▶ STATED EXERCISE: Set each entry down verbatim, omitting images.

--- MATERIAL ---

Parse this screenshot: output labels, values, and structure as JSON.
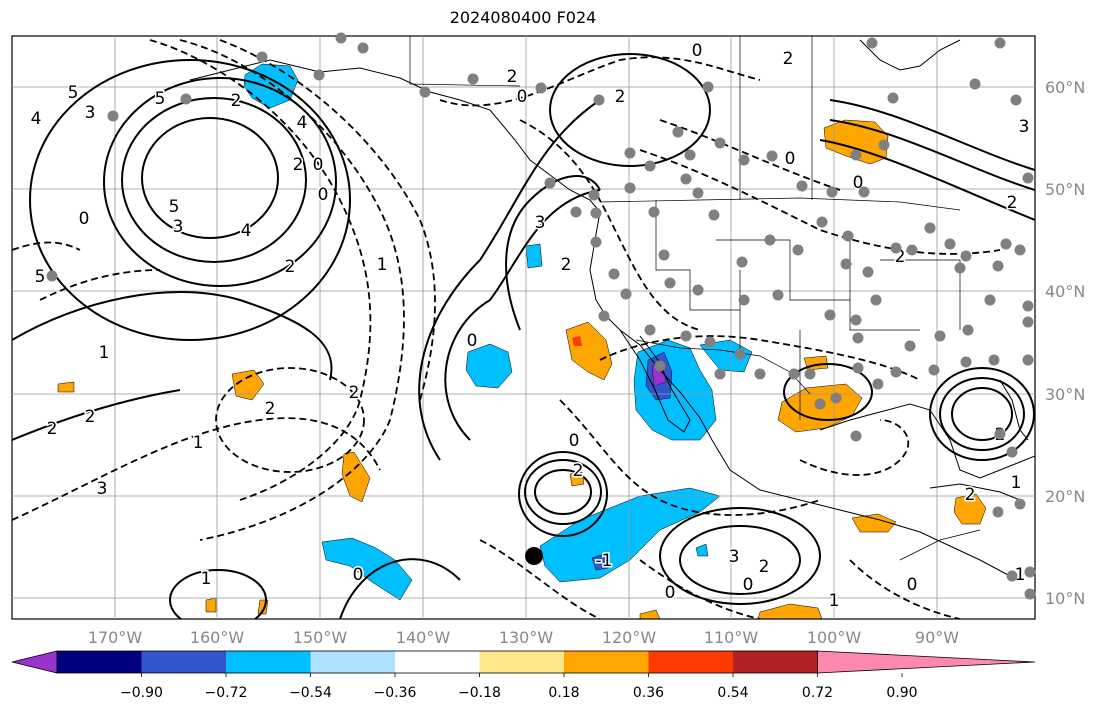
{
  "title": "2024080400 F024",
  "map": {
    "lon_labels": [
      "170°W",
      "160°W",
      "150°W",
      "140°W",
      "130°W",
      "120°W",
      "110°W",
      "100°W",
      "90°W"
    ],
    "lat_labels": [
      "60°N",
      "50°N",
      "40°N",
      "30°N",
      "20°N",
      "10°N"
    ],
    "contour_labels": [
      "5",
      "3",
      "4",
      "0",
      "5",
      "3",
      "4",
      "2",
      "0",
      "2",
      "1",
      "2",
      "2",
      "1",
      "3",
      "2",
      "1",
      "2",
      "0",
      "3",
      "2",
      "0",
      "2",
      "2",
      "0",
      "2",
      "0",
      "0",
      "2",
      "-1",
      "1",
      "2",
      "0",
      "0",
      "2",
      "3",
      "0",
      "0",
      "1",
      "0",
      "2",
      "1",
      "3",
      "2",
      "2",
      "1",
      "2",
      "4",
      "0",
      "5",
      "5"
    ],
    "colors": {
      "neg_deep": "#9933cc",
      "neg_navy": "#000080",
      "neg_blue": "#3355cc",
      "neg_cyan": "#00bfff",
      "neg_light": "#aee0ff",
      "pos_yellow": "#ffe88a",
      "pos_orange": "#ffa500",
      "pos_red": "#ff3a00",
      "pos_darkred": "#b22222",
      "pos_pink": "#ff88b0",
      "station": "#808080",
      "marker": "#000000"
    }
  },
  "colorbar": {
    "tick_labels": [
      "−0.90",
      "−0.72",
      "−0.54",
      "−0.36",
      "−0.18",
      "0.18",
      "0.36",
      "0.54",
      "0.72",
      "0.90"
    ],
    "colors": [
      "#9933cc",
      "#000080",
      "#3355cc",
      "#00bfff",
      "#aee0ff",
      "#ffffff",
      "#ffe88a",
      "#ffa500",
      "#ff3a00",
      "#b22222",
      "#ff88b0"
    ]
  }
}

---

▶ WORKED ANSWER:
Parse this screenshot: output labels, values, and structure as JSON.
{
  "title": "2024080400 F024",
  "map": {
    "lon_labels": [
      "170°W",
      "160°W",
      "150°W",
      "140°W",
      "130°W",
      "120°W",
      "110°W",
      "100°W",
      "90°W"
    ],
    "lat_labels": [
      "60°N",
      "50°N",
      "40°N",
      "30°N",
      "20°N",
      "10°N"
    ],
    "contour_labels": [
      "5",
      "3",
      "4",
      "0",
      "5",
      "3",
      "4",
      "2",
      "0",
      "2",
      "1",
      "2",
      "2",
      "1",
      "3",
      "2",
      "1",
      "2",
      "0",
      "3",
      "2",
      "0",
      "2",
      "2",
      "0",
      "2",
      "0",
      "0",
      "2",
      "-1",
      "1",
      "2",
      "0",
      "0",
      "2",
      "3",
      "0",
      "0",
      "1",
      "0",
      "2",
      "1",
      "3",
      "2",
      "2",
      "1",
      "2",
      "4",
      "0",
      "5",
      "5"
    ],
    "colors": {
      "neg_deep": "#9933cc",
      "neg_navy": "#000080",
      "neg_blue": "#3355cc",
      "neg_cyan": "#00bfff",
      "neg_light": "#aee0ff",
      "pos_yellow": "#ffe88a",
      "pos_orange": "#ffa500",
      "pos_red": "#ff3a00",
      "pos_darkred": "#b22222",
      "pos_pink": "#ff88b0",
      "station": "#808080",
      "marker": "#000000"
    }
  },
  "colorbar": {
    "tick_labels": [
      "−0.90",
      "−0.72",
      "−0.54",
      "−0.36",
      "−0.18",
      "0.18",
      "0.36",
      "0.54",
      "0.72",
      "0.90"
    ],
    "colors": [
      "#9933cc",
      "#000080",
      "#3355cc",
      "#00bfff",
      "#aee0ff",
      "#ffffff",
      "#ffe88a",
      "#ffa500",
      "#ff3a00",
      "#b22222",
      "#ff88b0"
    ]
  }
}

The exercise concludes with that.